§ WHAT YOU HAVE TO DO:
Sort through the data and copy the lines holding the word "point".

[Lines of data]
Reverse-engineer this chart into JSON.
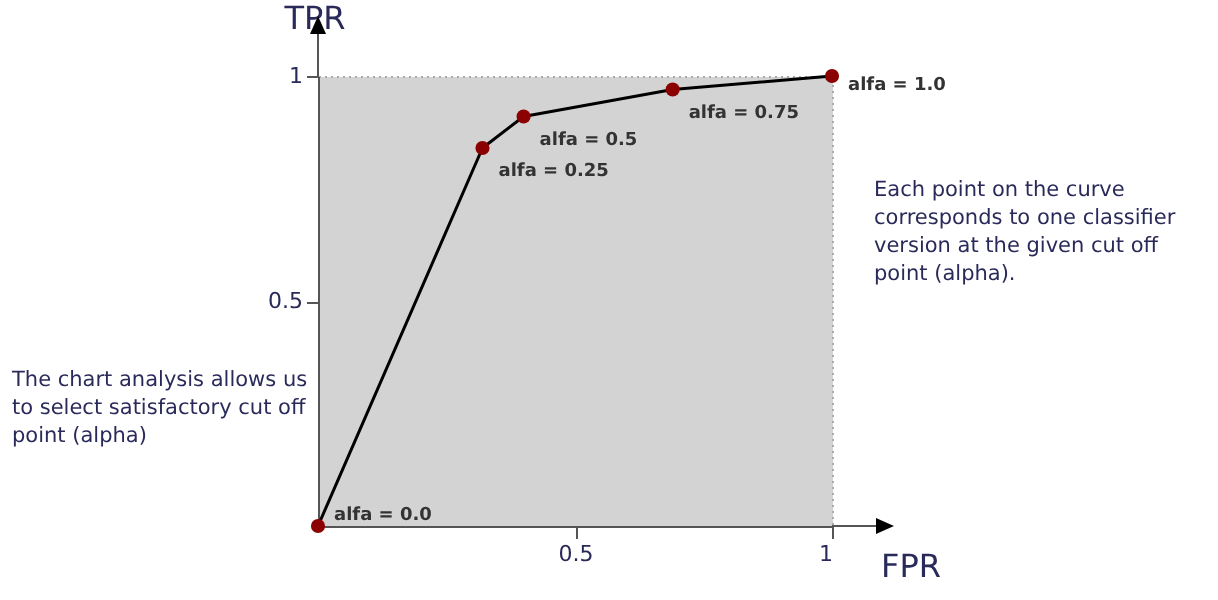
{
  "chart_data": {
    "type": "line",
    "xlabel": "FPR",
    "ylabel": "TPR",
    "x": [
      0,
      0.32,
      0.4,
      0.69,
      1
    ],
    "series": [
      {
        "color": "#000000",
        "values": [
          0,
          0.84,
          0.91,
          0.97,
          1
        ]
      }
    ],
    "marker": "circle",
    "xlim": [
      0,
      1
    ],
    "ylim": [
      0,
      1
    ],
    "xticks": [
      0.5,
      1
    ],
    "yticks": [
      0.5,
      1
    ],
    "grid": false,
    "annotations": [
      "The chart analysis allows us to select satisfactory cut off point (alpha)",
      "Each point on the curve corresponds to one classifier version at the given cut off point (alpha).",
      {
        "text": "alfa = 0.0",
        "x": 0,
        "y": 0
      },
      {
        "text": "alfa = 0.25",
        "x": 0.32,
        "y": 0.84
      },
      {
        "text": "alfa = 0.5",
        "x": 0.4,
        "y": 0.91
      },
      {
        "text": "alfa = 0.75",
        "x": 0.69,
        "y": 0.97
      },
      {
        "text": "alfa = 1.0",
        "x": 1,
        "y": 1
      }
    ]
  }
}
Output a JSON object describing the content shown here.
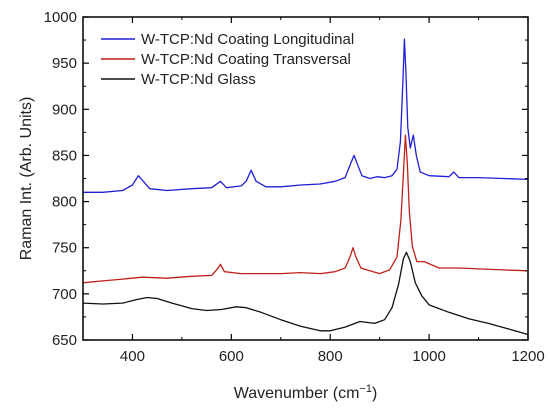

§ RESPONSE TO THE EXERCISE:
      "The chart analysis allows us to select satisfactory cut off point (alpha)",
      "Each point on the curve corresponds to one classifier version at the given cut off point (alpha).",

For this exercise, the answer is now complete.